Instructions to follow: Restate the entire listing word for word.
-- Begin Supplied data --
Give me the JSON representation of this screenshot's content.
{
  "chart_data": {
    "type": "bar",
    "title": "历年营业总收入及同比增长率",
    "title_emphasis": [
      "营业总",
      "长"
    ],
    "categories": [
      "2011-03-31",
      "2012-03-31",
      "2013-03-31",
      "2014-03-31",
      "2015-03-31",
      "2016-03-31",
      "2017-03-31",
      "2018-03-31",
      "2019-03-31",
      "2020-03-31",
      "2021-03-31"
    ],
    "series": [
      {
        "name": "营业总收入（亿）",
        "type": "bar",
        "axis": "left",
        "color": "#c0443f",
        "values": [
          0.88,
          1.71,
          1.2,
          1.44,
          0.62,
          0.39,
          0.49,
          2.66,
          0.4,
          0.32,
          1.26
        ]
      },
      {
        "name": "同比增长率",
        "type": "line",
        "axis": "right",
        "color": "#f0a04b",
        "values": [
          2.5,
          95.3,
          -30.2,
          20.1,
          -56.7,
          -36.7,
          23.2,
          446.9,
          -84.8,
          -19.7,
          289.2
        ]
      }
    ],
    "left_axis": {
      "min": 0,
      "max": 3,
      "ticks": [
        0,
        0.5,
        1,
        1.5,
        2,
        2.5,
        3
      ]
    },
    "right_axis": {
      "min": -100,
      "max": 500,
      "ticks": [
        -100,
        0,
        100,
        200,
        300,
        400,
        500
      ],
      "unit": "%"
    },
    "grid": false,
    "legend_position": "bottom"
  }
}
-- End Supplied data --
Response to this exercise:
Give me the JSON representation of this screenshot's content.
{
  "chart_data": {
    "type": "bar",
    "title": "历年营业总收入及同比增长率",
    "title_emphasis": [
      "营业总",
      "长"
    ],
    "categories": [
      "2011-03-31",
      "2012-03-31",
      "2013-03-31",
      "2014-03-31",
      "2015-03-31",
      "2016-03-31",
      "2017-03-31",
      "2018-03-31",
      "2019-03-31",
      "2020-03-31",
      "2021-03-31"
    ],
    "series": [
      {
        "name": "营业总收入（亿）",
        "type": "bar",
        "axis": "left",
        "color": "#c0443f",
        "values": [
          0.88,
          1.71,
          1.2,
          1.44,
          0.62,
          0.39,
          0.49,
          2.66,
          0.4,
          0.32,
          1.26
        ]
      },
      {
        "name": "同比增长率",
        "type": "line",
        "axis": "right",
        "color": "#f0a04b",
        "values": [
          2.5,
          95.3,
          -30.2,
          20.1,
          -56.7,
          -36.7,
          23.2,
          446.9,
          -84.8,
          -19.7,
          289.2
        ]
      }
    ],
    "left_axis": {
      "min": 0,
      "max": 3,
      "ticks": [
        0,
        0.5,
        1,
        1.5,
        2,
        2.5,
        3
      ]
    },
    "right_axis": {
      "min": -100,
      "max": 500,
      "ticks": [
        -100,
        0,
        100,
        200,
        300,
        400,
        500
      ],
      "unit": "%"
    },
    "grid": false,
    "legend_position": "bottom"
  }
}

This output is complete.